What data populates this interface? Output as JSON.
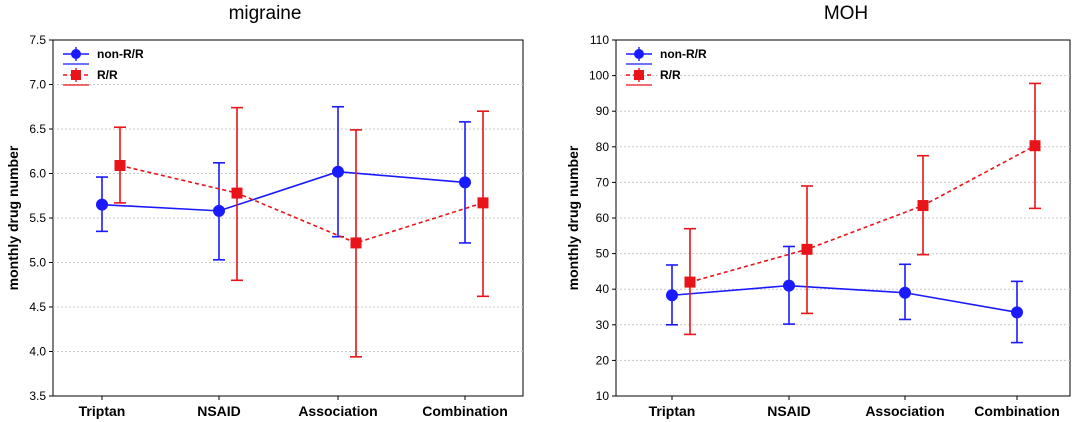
{
  "chart_data": [
    {
      "type": "line",
      "title": "migraine",
      "xlabel": "",
      "ylabel": "monthly drug number",
      "categories": [
        "Triptan",
        "NSAID",
        "Association",
        "Combination"
      ],
      "ylim": [
        3.5,
        7.5
      ],
      "yticks": [
        "3.5",
        "4.0",
        "4.5",
        "5.0",
        "5.5",
        "6.0",
        "6.5",
        "7.0",
        "7.5"
      ],
      "grid": true,
      "legend_position": "top-left",
      "series": [
        {
          "name": "non-R/R",
          "color": "#1a1aff",
          "marker": "circle",
          "line": "solid",
          "values": [
            5.65,
            5.58,
            6.02,
            5.9
          ],
          "err_low": [
            5.35,
            5.03,
            5.29,
            5.22
          ],
          "err_high": [
            5.96,
            6.12,
            6.75,
            6.58
          ]
        },
        {
          "name": "R/R",
          "color": "#e8141a",
          "marker": "square",
          "line": "dashed",
          "values": [
            6.09,
            5.78,
            5.22,
            5.67
          ],
          "err_low": [
            5.67,
            4.8,
            3.94,
            4.62
          ],
          "err_high": [
            6.52,
            6.74,
            6.49,
            6.7
          ]
        }
      ]
    },
    {
      "type": "line",
      "title": "MOH",
      "xlabel": "",
      "ylabel": "monthly drug number",
      "categories": [
        "Triptan",
        "NSAID",
        "Association",
        "Combination"
      ],
      "ylim": [
        10,
        110
      ],
      "yticks": [
        "10",
        "20",
        "30",
        "40",
        "50",
        "60",
        "70",
        "80",
        "90",
        "100",
        "110"
      ],
      "grid": true,
      "legend_position": "top-left",
      "series": [
        {
          "name": "non-R/R",
          "color": "#1a1aff",
          "marker": "circle",
          "line": "solid",
          "values": [
            38.3,
            41.0,
            39.0,
            33.5
          ],
          "err_low": [
            30.0,
            30.2,
            31.5,
            25.0
          ],
          "err_high": [
            46.8,
            52.0,
            47.0,
            42.2
          ]
        },
        {
          "name": "R/R",
          "color": "#e8141a",
          "marker": "square",
          "line": "dashed",
          "values": [
            42.0,
            51.2,
            63.5,
            80.3
          ],
          "err_low": [
            27.3,
            33.2,
            49.7,
            62.7
          ],
          "err_high": [
            57.0,
            69.0,
            77.5,
            97.8
          ]
        }
      ]
    }
  ]
}
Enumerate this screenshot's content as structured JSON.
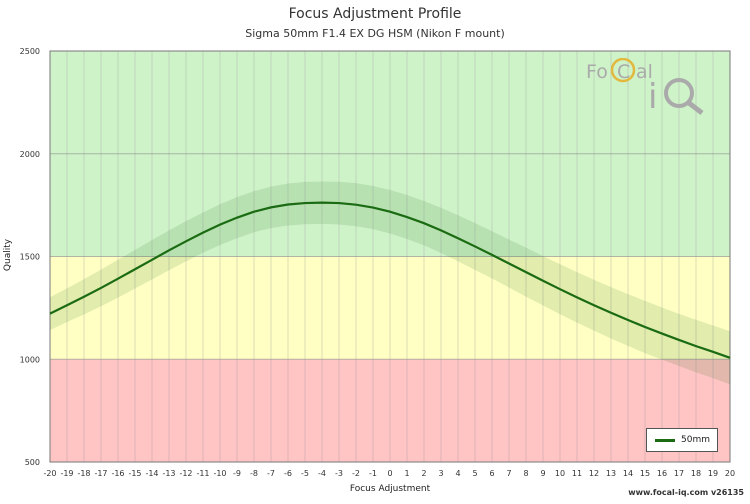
{
  "chart_data": {
    "type": "line",
    "title": "Focus Adjustment Profile",
    "subtitle": "Sigma 50mm F1.4 EX DG HSM (Nikon F mount)",
    "xlabel": "Focus Adjustment",
    "ylabel": "Quality",
    "xlim": [
      -20,
      20
    ],
    "ylim": [
      500,
      2500
    ],
    "x_ticks": [
      -20,
      -19,
      -18,
      -17,
      -16,
      -15,
      -14,
      -13,
      -12,
      -11,
      -10,
      -9,
      -8,
      -7,
      -6,
      -5,
      -4,
      -3,
      -2,
      -1,
      0,
      1,
      2,
      3,
      4,
      5,
      6,
      7,
      8,
      9,
      10,
      11,
      12,
      13,
      14,
      15,
      16,
      17,
      18,
      19,
      20
    ],
    "y_ticks": [
      500,
      1000,
      1500,
      2000,
      2500
    ],
    "bands": [
      {
        "from": 500,
        "to": 1000,
        "color": "#ffc4c4"
      },
      {
        "from": 1000,
        "to": 1500,
        "color": "#ffffc4"
      },
      {
        "from": 1500,
        "to": 2500,
        "color": "#cff3c9"
      }
    ],
    "series": [
      {
        "name": "50mm",
        "color": "#1a6b12",
        "x": [
          -20,
          -19,
          -18,
          -17,
          -16,
          -15,
          -14,
          -13,
          -12,
          -11,
          -10,
          -9,
          -8,
          -7,
          -6,
          -5,
          -4,
          -3,
          -2,
          -1,
          0,
          1,
          2,
          3,
          4,
          5,
          6,
          7,
          8,
          9,
          10,
          11,
          12,
          13,
          14,
          15,
          16,
          17,
          18,
          19,
          20
        ],
        "y": [
          1222,
          1263,
          1304,
          1347,
          1392,
          1438,
          1484,
          1530,
          1574,
          1616,
          1655,
          1689,
          1718,
          1739,
          1753,
          1760,
          1762,
          1760,
          1752,
          1738,
          1718,
          1692,
          1662,
          1627,
          1589,
          1549,
          1508,
          1466,
          1424,
          1382,
          1341,
          1301,
          1263,
          1226,
          1191,
          1157,
          1125,
          1094,
          1064,
          1036,
          1007
        ],
        "band_upper": [
          1302,
          1345,
          1390,
          1436,
          1484,
          1532,
          1580,
          1627,
          1672,
          1714,
          1754,
          1789,
          1818,
          1840,
          1855,
          1863,
          1865,
          1864,
          1857,
          1843,
          1824,
          1799,
          1770,
          1737,
          1701,
          1663,
          1623,
          1583,
          1543,
          1502,
          1463,
          1424,
          1387,
          1351,
          1317,
          1284,
          1252,
          1221,
          1192,
          1164,
          1136
        ],
        "band_lower": [
          1142,
          1181,
          1218,
          1258,
          1300,
          1344,
          1388,
          1433,
          1476,
          1518,
          1556,
          1589,
          1618,
          1638,
          1651,
          1657,
          1659,
          1656,
          1647,
          1633,
          1612,
          1585,
          1554,
          1517,
          1477,
          1435,
          1393,
          1349,
          1305,
          1262,
          1219,
          1178,
          1139,
          1101,
          1065,
          1030,
          998,
          967,
          936,
          908,
          878
        ]
      }
    ],
    "legend": {
      "placement": "bottom-right"
    },
    "grid": true
  },
  "logo": {
    "text_top": "FoCal",
    "text_bottom": "iQ"
  },
  "watermark": "www.focal-iq.com  v26135"
}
——
* **TASK TO CARRY OUT**
Exactly as written, return every line of the listing, but not the pictures.

* **CORRECT RESULT**
What data populates this interface? Output as JSON.
{
  "chart_data": [
    {
      "type": "line",
      "title": "migraine",
      "xlabel": "",
      "ylabel": "monthly drug number",
      "categories": [
        "Triptan",
        "NSAID",
        "Association",
        "Combination"
      ],
      "ylim": [
        3.5,
        7.5
      ],
      "yticks": [
        "3.5",
        "4.0",
        "4.5",
        "5.0",
        "5.5",
        "6.0",
        "6.5",
        "7.0",
        "7.5"
      ],
      "grid": true,
      "legend_position": "top-left",
      "series": [
        {
          "name": "non-R/R",
          "color": "#1a1aff",
          "marker": "circle",
          "line": "solid",
          "values": [
            5.65,
            5.58,
            6.02,
            5.9
          ],
          "err_low": [
            5.35,
            5.03,
            5.29,
            5.22
          ],
          "err_high": [
            5.96,
            6.12,
            6.75,
            6.58
          ]
        },
        {
          "name": "R/R",
          "color": "#e8141a",
          "marker": "square",
          "line": "dashed",
          "values": [
            6.09,
            5.78,
            5.22,
            5.67
          ],
          "err_low": [
            5.67,
            4.8,
            3.94,
            4.62
          ],
          "err_high": [
            6.52,
            6.74,
            6.49,
            6.7
          ]
        }
      ]
    },
    {
      "type": "line",
      "title": "MOH",
      "xlabel": "",
      "ylabel": "monthly drug number",
      "categories": [
        "Triptan",
        "NSAID",
        "Association",
        "Combination"
      ],
      "ylim": [
        10,
        110
      ],
      "yticks": [
        "10",
        "20",
        "30",
        "40",
        "50",
        "60",
        "70",
        "80",
        "90",
        "100",
        "110"
      ],
      "grid": true,
      "legend_position": "top-left",
      "series": [
        {
          "name": "non-R/R",
          "color": "#1a1aff",
          "marker": "circle",
          "line": "solid",
          "values": [
            38.3,
            41.0,
            39.0,
            33.5
          ],
          "err_low": [
            30.0,
            30.2,
            31.5,
            25.0
          ],
          "err_high": [
            46.8,
            52.0,
            47.0,
            42.2
          ]
        },
        {
          "name": "R/R",
          "color": "#e8141a",
          "marker": "square",
          "line": "dashed",
          "values": [
            42.0,
            51.2,
            63.5,
            80.3
          ],
          "err_low": [
            27.3,
            33.2,
            49.7,
            62.7
          ],
          "err_high": [
            57.0,
            69.0,
            77.5,
            97.8
          ]
        }
      ]
    }
  ]
}
Enumerate this screenshot's content as structured JSON.
{
  "chart_data": {
    "type": "line",
    "title": "Focus Adjustment Profile",
    "subtitle": "Sigma 50mm F1.4 EX DG HSM (Nikon F mount)",
    "xlabel": "Focus Adjustment",
    "ylabel": "Quality",
    "xlim": [
      -20,
      20
    ],
    "ylim": [
      500,
      2500
    ],
    "x_ticks": [
      -20,
      -19,
      -18,
      -17,
      -16,
      -15,
      -14,
      -13,
      -12,
      -11,
      -10,
      -9,
      -8,
      -7,
      -6,
      -5,
      -4,
      -3,
      -2,
      -1,
      0,
      1,
      2,
      3,
      4,
      5,
      6,
      7,
      8,
      9,
      10,
      11,
      12,
      13,
      14,
      15,
      16,
      17,
      18,
      19,
      20
    ],
    "y_ticks": [
      500,
      1000,
      1500,
      2000,
      2500
    ],
    "bands": [
      {
        "from": 500,
        "to": 1000,
        "color": "#ffc4c4"
      },
      {
        "from": 1000,
        "to": 1500,
        "color": "#ffffc4"
      },
      {
        "from": 1500,
        "to": 2500,
        "color": "#cff3c9"
      }
    ],
    "series": [
      {
        "name": "50mm",
        "color": "#1a6b12",
        "x": [
          -20,
          -19,
          -18,
          -17,
          -16,
          -15,
          -14,
          -13,
          -12,
          -11,
          -10,
          -9,
          -8,
          -7,
          -6,
          -5,
          -4,
          -3,
          -2,
          -1,
          0,
          1,
          2,
          3,
          4,
          5,
          6,
          7,
          8,
          9,
          10,
          11,
          12,
          13,
          14,
          15,
          16,
          17,
          18,
          19,
          20
        ],
        "y": [
          1222,
          1263,
          1304,
          1347,
          1392,
          1438,
          1484,
          1530,
          1574,
          1616,
          1655,
          1689,
          1718,
          1739,
          1753,
          1760,
          1762,
          1760,
          1752,
          1738,
          1718,
          1692,
          1662,
          1627,
          1589,
          1549,
          1508,
          1466,
          1424,
          1382,
          1341,
          1301,
          1263,
          1226,
          1191,
          1157,
          1125,
          1094,
          1064,
          1036,
          1007
        ],
        "band_upper": [
          1302,
          1345,
          1390,
          1436,
          1484,
          1532,
          1580,
          1627,
          1672,
          1714,
          1754,
          1789,
          1818,
          1840,
          1855,
          1863,
          1865,
          1864,
          1857,
          1843,
          1824,
          1799,
          1770,
          1737,
          1701,
          1663,
          1623,
          1583,
          1543,
          1502,
          1463,
          1424,
          1387,
          1351,
          1317,
          1284,
          1252,
          1221,
          1192,
          1164,
          1136
        ],
        "band_lower": [
          1142,
          1181,
          1218,
          1258,
          1300,
          1344,
          1388,
          1433,
          1476,
          1518,
          1556,
          1589,
          1618,
          1638,
          1651,
          1657,
          1659,
          1656,
          1647,
          1633,
          1612,
          1585,
          1554,
          1517,
          1477,
          1435,
          1393,
          1349,
          1305,
          1262,
          1219,
          1178,
          1139,
          1101,
          1065,
          1030,
          998,
          967,
          936,
          908,
          878
        ]
      }
    ],
    "legend": {
      "placement": "bottom-right"
    },
    "grid": true
  },
  "logo": {
    "text_top": "FoCal",
    "text_bottom": "iQ"
  },
  "watermark": "www.focal-iq.com  v26135"
}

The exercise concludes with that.